- **STATED GOAL**
Quote all of the entries word for word.

-- Start of RAW DATA --

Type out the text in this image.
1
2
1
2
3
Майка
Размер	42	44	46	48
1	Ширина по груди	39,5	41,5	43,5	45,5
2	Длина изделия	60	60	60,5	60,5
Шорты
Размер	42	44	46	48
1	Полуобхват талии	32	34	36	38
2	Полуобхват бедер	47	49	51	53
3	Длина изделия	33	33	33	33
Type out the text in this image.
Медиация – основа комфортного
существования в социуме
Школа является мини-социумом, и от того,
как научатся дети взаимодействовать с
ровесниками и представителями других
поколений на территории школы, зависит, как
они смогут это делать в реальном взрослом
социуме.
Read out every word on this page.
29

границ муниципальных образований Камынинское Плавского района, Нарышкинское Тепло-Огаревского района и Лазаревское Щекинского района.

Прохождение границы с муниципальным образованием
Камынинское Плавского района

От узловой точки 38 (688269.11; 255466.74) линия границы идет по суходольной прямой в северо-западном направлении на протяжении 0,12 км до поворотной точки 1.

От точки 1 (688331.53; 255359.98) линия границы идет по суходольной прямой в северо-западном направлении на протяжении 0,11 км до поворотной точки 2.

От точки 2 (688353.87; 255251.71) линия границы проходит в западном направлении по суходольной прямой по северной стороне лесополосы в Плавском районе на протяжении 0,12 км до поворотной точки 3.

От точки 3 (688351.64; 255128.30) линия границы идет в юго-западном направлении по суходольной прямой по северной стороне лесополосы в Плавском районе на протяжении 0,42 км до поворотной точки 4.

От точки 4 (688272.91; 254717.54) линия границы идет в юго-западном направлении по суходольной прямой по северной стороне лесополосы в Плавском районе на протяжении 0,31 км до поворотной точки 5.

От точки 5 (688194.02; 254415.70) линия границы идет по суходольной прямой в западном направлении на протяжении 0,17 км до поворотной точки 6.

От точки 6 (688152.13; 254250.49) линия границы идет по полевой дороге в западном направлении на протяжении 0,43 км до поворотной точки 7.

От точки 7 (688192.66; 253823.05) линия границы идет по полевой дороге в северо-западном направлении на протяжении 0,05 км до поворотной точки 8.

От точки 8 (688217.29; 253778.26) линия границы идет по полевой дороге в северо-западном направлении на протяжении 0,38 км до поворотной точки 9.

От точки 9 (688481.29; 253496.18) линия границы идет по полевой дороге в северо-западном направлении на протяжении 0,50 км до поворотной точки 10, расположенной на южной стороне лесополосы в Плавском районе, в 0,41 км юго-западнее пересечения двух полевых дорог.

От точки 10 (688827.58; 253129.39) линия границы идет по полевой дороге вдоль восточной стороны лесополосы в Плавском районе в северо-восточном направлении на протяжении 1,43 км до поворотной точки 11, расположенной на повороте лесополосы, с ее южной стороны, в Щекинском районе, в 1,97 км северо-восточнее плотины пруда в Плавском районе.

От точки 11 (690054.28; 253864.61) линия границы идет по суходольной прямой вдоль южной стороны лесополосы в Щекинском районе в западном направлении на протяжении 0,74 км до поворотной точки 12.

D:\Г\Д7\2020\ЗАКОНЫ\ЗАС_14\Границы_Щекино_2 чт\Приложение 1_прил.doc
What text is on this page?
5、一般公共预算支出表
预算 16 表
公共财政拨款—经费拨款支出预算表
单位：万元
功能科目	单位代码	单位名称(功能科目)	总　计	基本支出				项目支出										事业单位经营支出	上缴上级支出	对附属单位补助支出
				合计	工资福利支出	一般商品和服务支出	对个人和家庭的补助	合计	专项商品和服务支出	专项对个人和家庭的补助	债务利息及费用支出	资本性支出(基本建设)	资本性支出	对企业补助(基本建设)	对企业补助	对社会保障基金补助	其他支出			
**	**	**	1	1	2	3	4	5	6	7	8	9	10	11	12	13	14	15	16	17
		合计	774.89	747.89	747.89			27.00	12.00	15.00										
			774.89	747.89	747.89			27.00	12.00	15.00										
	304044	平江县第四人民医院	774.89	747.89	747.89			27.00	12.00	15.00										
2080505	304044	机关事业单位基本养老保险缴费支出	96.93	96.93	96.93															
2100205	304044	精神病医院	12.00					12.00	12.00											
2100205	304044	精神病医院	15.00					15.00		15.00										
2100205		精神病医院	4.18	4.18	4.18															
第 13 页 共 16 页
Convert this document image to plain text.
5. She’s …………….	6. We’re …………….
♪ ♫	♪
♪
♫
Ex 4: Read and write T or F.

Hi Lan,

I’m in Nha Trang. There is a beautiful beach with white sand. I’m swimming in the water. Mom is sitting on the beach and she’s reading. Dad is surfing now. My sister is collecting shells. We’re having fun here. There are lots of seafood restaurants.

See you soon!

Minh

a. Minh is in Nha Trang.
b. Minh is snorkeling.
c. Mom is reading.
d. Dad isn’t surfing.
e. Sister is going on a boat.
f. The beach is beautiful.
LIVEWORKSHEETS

-- End of RAW DATA --

- **THE REPLY**
Type out the text in this image.
1
2
1
2
3
Майка
Размер	42	44	46	48
1	Ширина по груди	39,5	41,5	43,5	45,5
2	Длина изделия	60	60	60,5	60,5
Шорты
Размер	42	44	46	48
1	Полуобхват талии	32	34	36	38
2	Полуобхват бедер	47	49	51	53
3	Длина изделия	33	33	33	33
Type out the text in this image.
Медиация – основа комфортного
существования в социуме
Школа является мини-социумом, и от того,
как научатся дети взаимодействовать с
ровесниками и представителями других
поколений на территории школы, зависит, как
они смогут это делать в реальном взрослом
социуме.
Read out every word on this page.
29

границ муниципальных образований Камынинское Плавского района, Нарышкинское Тепло-Огаревского района и Лазаревское Щекинского района.

Прохождение границы с муниципальным образованием
Камынинское Плавского района

От узловой точки 38 (688269.11; 255466.74) линия границы идет по суходольной прямой в северо-западном направлении на протяжении 0,12 км до поворотной точки 1.

От точки 1 (688331.53; 255359.98) линия границы идет по суходольной прямой в северо-западном направлении на протяжении 0,11 км до поворотной точки 2.

От точки 2 (688353.87; 255251.71) линия границы проходит в западном направлении по суходольной прямой по северной стороне лесополосы в Плавском районе на протяжении 0,12 км до поворотной точки 3.

От точки 3 (688351.64; 255128.30) линия границы идет в юго-западном направлении по суходольной прямой по северной стороне лесополосы в Плавском районе на протяжении 0,42 км до поворотной точки 4.

От точки 4 (688272.91; 254717.54) линия границы идет в юго-западном направлении по суходольной прямой по северной стороне лесополосы в Плавском районе на протяжении 0,31 км до поворотной точки 5.

От точки 5 (688194.02; 254415.70) линия границы идет по суходольной прямой в западном направлении на протяжении 0,17 км до поворотной точки 6.

От точки 6 (688152.13; 254250.49) линия границы идет по полевой дороге в западном направлении на протяжении 0,43 км до поворотной точки 7.

От точки 7 (688192.66; 253823.05) линия границы идет по полевой дороге в северо-западном направлении на протяжении 0,05 км до поворотной точки 8.

От точки 8 (688217.29; 253778.26) линия границы идет по полевой дороге в северо-западном направлении на протяжении 0,38 км до поворотной точки 9.

От точки 9 (688481.29; 253496.18) линия границы идет по полевой дороге в северо-западном направлении на протяжении 0,50 км до поворотной точки 10, расположенной на южной стороне лесополосы в Плавском районе, в 0,41 км юго-западнее пересечения двух полевых дорог.

От точки 10 (688827.58; 253129.39) линия границы идет по полевой дороге вдоль восточной стороны лесополосы в Плавском районе в северо-восточном направлении на протяжении 1,43 км до поворотной точки 11, расположенной на повороте лесополосы, с ее южной стороны, в Щекинском районе, в 1,97 км северо-восточнее плотины пруда в Плавском районе.

От точки 11 (690054.28; 253864.61) линия границы идет по суходольной прямой вдоль южной стороны лесополосы в Щекинском районе в западном направлении на протяжении 0,74 км до поворотной точки 12.

D:\Г\Д7\2020\ЗАКОНЫ\ЗАС_14\Границы_Щекино_2 чт\Приложение 1_прил.doc
What text is on this page?
5、一般公共预算支出表
预算 16 表
公共财政拨款—经费拨款支出预算表
单位：万元
功能科目	单位代码	单位名称(功能科目)	总　计	基本支出				项目支出										事业单位经营支出	上缴上级支出	对附属单位补助支出
				合计	工资福利支出	一般商品和服务支出	对个人和家庭的补助	合计	专项商品和服务支出	专项对个人和家庭的补助	债务利息及费用支出	资本性支出(基本建设)	资本性支出	对企业补助(基本建设)	对企业补助	对社会保障基金补助	其他支出			
**	**	**	1	1	2	3	4	5	6	7	8	9	10	11	12	13	14	15	16	17
		合计	774.89	747.89	747.89			27.00	12.00	15.00										
			774.89	747.89	747.89			27.00	12.00	15.00										
	304044	平江县第四人民医院	774.89	747.89	747.89			27.00	12.00	15.00										
2080505	304044	机关事业单位基本养老保险缴费支出	96.93	96.93	96.93															
2100205	304044	精神病医院	12.00					12.00	12.00											
2100205	304044	精神病医院	15.00					15.00		15.00										
2100205		精神病医院	4.18	4.18	4.18															
第 13 页 共 16 页
Convert this document image to plain text.
5. She’s …………….	6. We’re …………….
♪ ♫	♪
♪
♫
Ex 4: Read and write T or F.

Hi Lan,

I’m in Nha Trang. There is a beautiful beach with white sand. I’m swimming in the water. Mom is sitting on the beach and she’s reading. Dad is surfing now. My sister is collecting shells. We’re having fun here. There are lots of seafood restaurants.

See you soon!

Minh

a. Minh is in Nha Trang.
b. Minh is snorkeling.
c. Mom is reading.
d. Dad isn’t surfing.
e. Sister is going on a boat.
f. The beach is beautiful.
LIVEWORKSHEETS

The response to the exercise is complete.